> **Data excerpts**
== Segment start ==
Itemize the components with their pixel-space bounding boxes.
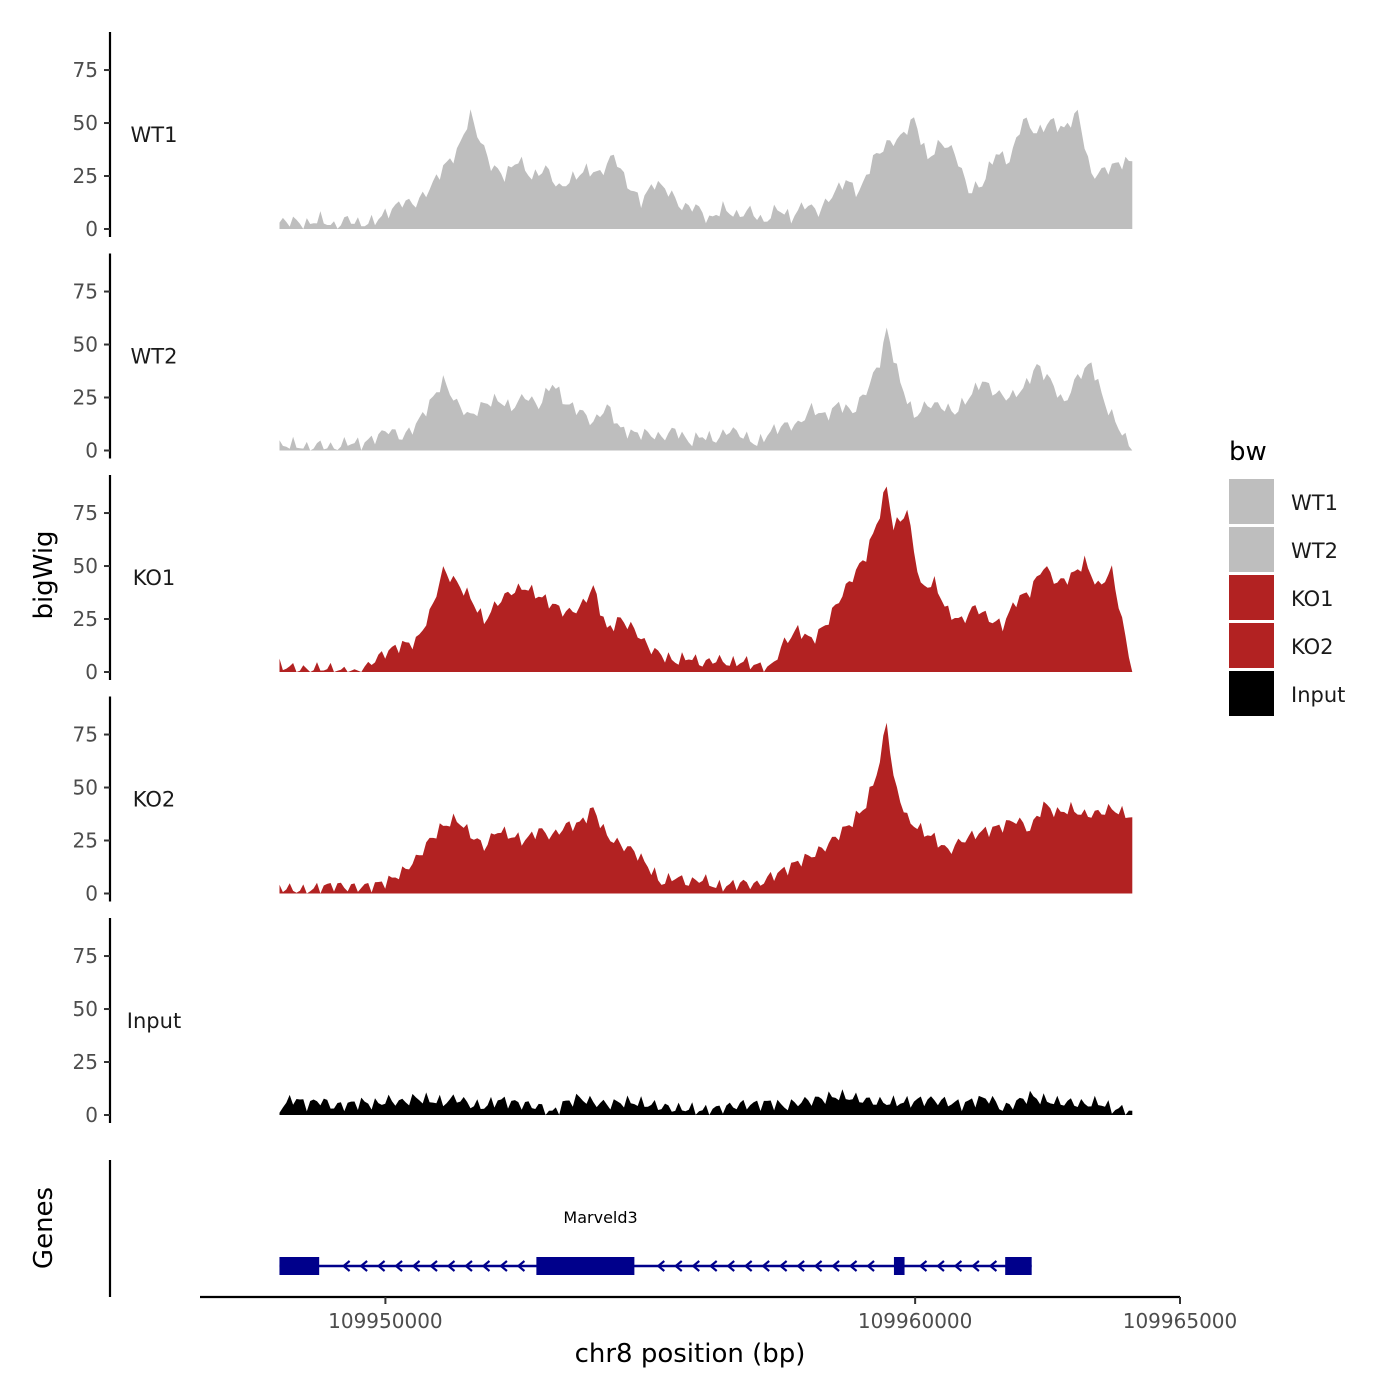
legend: WT1 WT2 KO1 KO2 Input	[1229, 479, 1345, 716]
legend-label-wt1: WT1	[1291, 491, 1338, 515]
legend-label-wt2: WT2	[1291, 539, 1338, 563]
y-axis-title: bigWig	[29, 530, 59, 619]
y-tick-label: 50	[73, 997, 98, 1021]
y-tick-label: 75	[73, 58, 98, 82]
track-label: WT1	[131, 123, 178, 147]
y-tick-label: 75	[73, 501, 98, 525]
track-label: Input	[127, 1009, 181, 1033]
gene-exon	[279, 1257, 320, 1275]
strand-arrow	[778, 1260, 788, 1272]
strand-arrow	[394, 1260, 403, 1272]
track-wt1: 0 25 50 75 WT1	[73, 32, 1133, 241]
strand-arrow	[376, 1260, 386, 1272]
track-label: KO2	[133, 788, 176, 812]
y-tick-label: 0	[85, 217, 98, 241]
track-ko1: 0 25 50 75 KO1	[73, 475, 1133, 684]
legend-title: bw	[1229, 437, 1267, 467]
gene-exon	[536, 1257, 635, 1275]
strand-arrow	[359, 1260, 368, 1272]
track-label: KO1	[133, 566, 176, 590]
signal-area-wt2	[279, 327, 1133, 451]
legend-label-input: Input	[1291, 683, 1345, 707]
y-tick-label: 25	[73, 607, 98, 631]
legend-label-ko1: KO1	[1291, 587, 1334, 611]
track-wt2: 0 25 50 75 WT2	[73, 253, 1133, 463]
y-tick-label: 75	[73, 723, 98, 747]
strand-arrow	[499, 1260, 508, 1272]
strand-arrow	[674, 1260, 683, 1272]
legend-key-wt1	[1229, 479, 1274, 524]
strand-arrow	[936, 1260, 945, 1272]
track-label: WT2	[131, 345, 178, 369]
legend-label-ko2: KO2	[1291, 635, 1334, 659]
strand-arrow	[761, 1260, 770, 1272]
genes-axis-title: Genes	[29, 1187, 59, 1269]
y-tick-label: 50	[73, 776, 98, 800]
strand-arrow	[988, 1260, 998, 1272]
y-tick-label: 0	[85, 660, 98, 684]
x-tick-label: 109950000	[328, 1309, 443, 1333]
signal-area-input	[279, 1089, 1133, 1115]
gene-exon	[1005, 1257, 1032, 1275]
y-tick-label: 50	[73, 554, 98, 578]
strand-arrow	[341, 1260, 351, 1272]
strand-arrow	[481, 1260, 491, 1272]
track-ko2: 0 25 50 75 KO2	[73, 696, 1133, 906]
x-tick-label: 109960000	[858, 1309, 973, 1333]
strand-arrow	[411, 1260, 421, 1272]
gene-exon	[893, 1257, 905, 1275]
strand-arrow	[446, 1260, 456, 1272]
strand-arrow	[918, 1260, 928, 1272]
track-input: 0 25 50 75 Input	[73, 918, 1133, 1127]
y-tick-label: 75	[73, 280, 98, 304]
strand-arrow	[796, 1260, 805, 1272]
strand-arrow	[831, 1260, 840, 1272]
signal-tracks: 0 25 50 75 WT1 0 25 50 75 WT2 0 25 50 75 KO1 0 25 50 75 KO2…	[73, 32, 1133, 1127]
strand-arrow	[691, 1260, 700, 1272]
strand-arrow	[726, 1260, 735, 1272]
x-axis-title: chr8 position (bp)	[575, 1339, 806, 1369]
y-tick-label: 25	[73, 386, 98, 410]
strand-arrow	[971, 1260, 980, 1272]
strand-arrow	[953, 1260, 963, 1272]
y-tick-label: 50	[73, 111, 98, 135]
x-axis: 109950000 109960000 109965000	[200, 1295, 1238, 1333]
y-tick-label: 25	[73, 1050, 98, 1074]
signal-area-ko1	[279, 486, 1133, 672]
legend-key-ko1	[1229, 575, 1274, 620]
strand-arrow	[743, 1260, 753, 1272]
y-tick-label: 0	[85, 439, 98, 463]
y-tick-label: 25	[73, 829, 98, 853]
strand-arrow	[516, 1260, 526, 1272]
strand-arrow	[813, 1260, 823, 1272]
strand-arrow	[429, 1260, 438, 1272]
strand-arrow	[709, 1260, 718, 1272]
y-tick-label: 0	[85, 1103, 98, 1127]
legend-key-input	[1229, 671, 1274, 716]
strand-arrow	[848, 1260, 858, 1272]
y-tick-label: 25	[73, 164, 98, 188]
y-tick-label: 0	[85, 882, 98, 906]
legend-key-ko2	[1229, 623, 1274, 668]
gene-panel: Marveld3	[108, 1160, 1032, 1297]
strand-arrow	[656, 1260, 665, 1272]
legend-key-wt2	[1229, 527, 1274, 572]
x-tick-label: 109965000	[1123, 1309, 1238, 1333]
gene-label: Marveld3	[563, 1208, 637, 1227]
signal-area-wt1	[279, 109, 1133, 229]
strand-arrow	[464, 1260, 473, 1272]
strand-arrow	[866, 1260, 875, 1272]
y-tick-label: 50	[73, 333, 98, 357]
y-tick-label: 75	[73, 944, 98, 968]
signal-area-ko2	[279, 722, 1133, 894]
== Segment end ==
> **Work instructions**
Retype all of the data above word for word, excluding the pictures.

> **Problem solution**
Itemize the components with their pixel-space bounding boxes.
legend: WT1 WT2 KO1 KO2 Input	[1229, 479, 1345, 716]
legend-label-wt1: WT1	[1291, 491, 1338, 515]
legend-label-wt2: WT2	[1291, 539, 1338, 563]
y-axis-title: bigWig	[29, 530, 59, 619]
y-tick-label: 50	[73, 997, 98, 1021]
y-tick-label: 75	[73, 58, 98, 82]
track-label: WT1	[131, 123, 178, 147]
y-tick-label: 75	[73, 501, 98, 525]
track-label: Input	[127, 1009, 181, 1033]
gene-exon	[279, 1257, 320, 1275]
strand-arrow	[778, 1260, 788, 1272]
strand-arrow	[394, 1260, 403, 1272]
track-wt1: 0 25 50 75 WT1	[73, 32, 1133, 241]
strand-arrow	[376, 1260, 386, 1272]
track-label: KO2	[133, 788, 176, 812]
y-tick-label: 0	[85, 217, 98, 241]
track-ko1: 0 25 50 75 KO1	[73, 475, 1133, 684]
legend-title: bw	[1229, 437, 1267, 467]
gene-exon	[536, 1257, 635, 1275]
strand-arrow	[359, 1260, 368, 1272]
track-label: KO1	[133, 566, 176, 590]
signal-area-wt2	[279, 327, 1133, 451]
legend-label-input: Input	[1291, 683, 1345, 707]
y-tick-label: 25	[73, 607, 98, 631]
legend-label-ko1: KO1	[1291, 587, 1334, 611]
track-wt2: 0 25 50 75 WT2	[73, 253, 1133, 463]
y-tick-label: 75	[73, 723, 98, 747]
strand-arrow	[499, 1260, 508, 1272]
strand-arrow	[674, 1260, 683, 1272]
legend-key-wt1	[1229, 479, 1274, 524]
strand-arrow	[936, 1260, 945, 1272]
track-label: WT2	[131, 345, 178, 369]
legend-label-ko2: KO2	[1291, 635, 1334, 659]
strand-arrow	[761, 1260, 770, 1272]
genes-axis-title: Genes	[29, 1187, 59, 1269]
y-tick-label: 50	[73, 776, 98, 800]
strand-arrow	[988, 1260, 998, 1272]
y-tick-label: 0	[85, 660, 98, 684]
x-tick-label: 109950000	[328, 1309, 443, 1333]
signal-area-input	[279, 1089, 1133, 1115]
gene-exon	[1005, 1257, 1032, 1275]
y-tick-label: 50	[73, 554, 98, 578]
strand-arrow	[341, 1260, 351, 1272]
strand-arrow	[481, 1260, 491, 1272]
track-ko2: 0 25 50 75 KO2	[73, 696, 1133, 906]
x-tick-label: 109960000	[858, 1309, 973, 1333]
strand-arrow	[411, 1260, 421, 1272]
gene-exon	[893, 1257, 905, 1275]
strand-arrow	[446, 1260, 456, 1272]
strand-arrow	[918, 1260, 928, 1272]
track-input: 0 25 50 75 Input	[73, 918, 1133, 1127]
y-tick-label: 75	[73, 280, 98, 304]
strand-arrow	[796, 1260, 805, 1272]
strand-arrow	[831, 1260, 840, 1272]
signal-tracks: 0 25 50 75 WT1 0 25 50 75 WT2 0 25 50 75 KO1 0 25 50 75 KO2…	[73, 32, 1133, 1127]
strand-arrow	[691, 1260, 700, 1272]
strand-arrow	[726, 1260, 735, 1272]
x-axis-title: chr8 position (bp)	[575, 1339, 806, 1369]
y-tick-label: 25	[73, 386, 98, 410]
strand-arrow	[971, 1260, 980, 1272]
strand-arrow	[953, 1260, 963, 1272]
y-tick-label: 50	[73, 111, 98, 135]
x-axis: 109950000 109960000 109965000	[200, 1295, 1238, 1333]
y-tick-label: 25	[73, 1050, 98, 1074]
signal-area-ko1	[279, 486, 1133, 672]
legend-key-ko1	[1229, 575, 1274, 620]
strand-arrow	[743, 1260, 753, 1272]
y-tick-label: 0	[85, 439, 98, 463]
y-tick-label: 25	[73, 829, 98, 853]
strand-arrow	[516, 1260, 526, 1272]
strand-arrow	[813, 1260, 823, 1272]
strand-arrow	[429, 1260, 438, 1272]
strand-arrow	[709, 1260, 718, 1272]
y-tick-label: 0	[85, 1103, 98, 1127]
legend-key-input	[1229, 671, 1274, 716]
strand-arrow	[848, 1260, 858, 1272]
y-tick-label: 25	[73, 164, 98, 188]
y-tick-label: 0	[85, 882, 98, 906]
legend-key-ko2	[1229, 623, 1274, 668]
gene-panel: Marveld3	[108, 1160, 1032, 1297]
strand-arrow	[656, 1260, 665, 1272]
legend-key-wt2	[1229, 527, 1274, 572]
x-tick-label: 109965000	[1123, 1309, 1238, 1333]
gene-label: Marveld3	[563, 1208, 637, 1227]
signal-area-wt1	[279, 109, 1133, 229]
strand-arrow	[464, 1260, 473, 1272]
strand-arrow	[866, 1260, 875, 1272]
y-tick-label: 50	[73, 333, 98, 357]
y-tick-label: 75	[73, 944, 98, 968]
signal-area-ko2	[279, 722, 1133, 894]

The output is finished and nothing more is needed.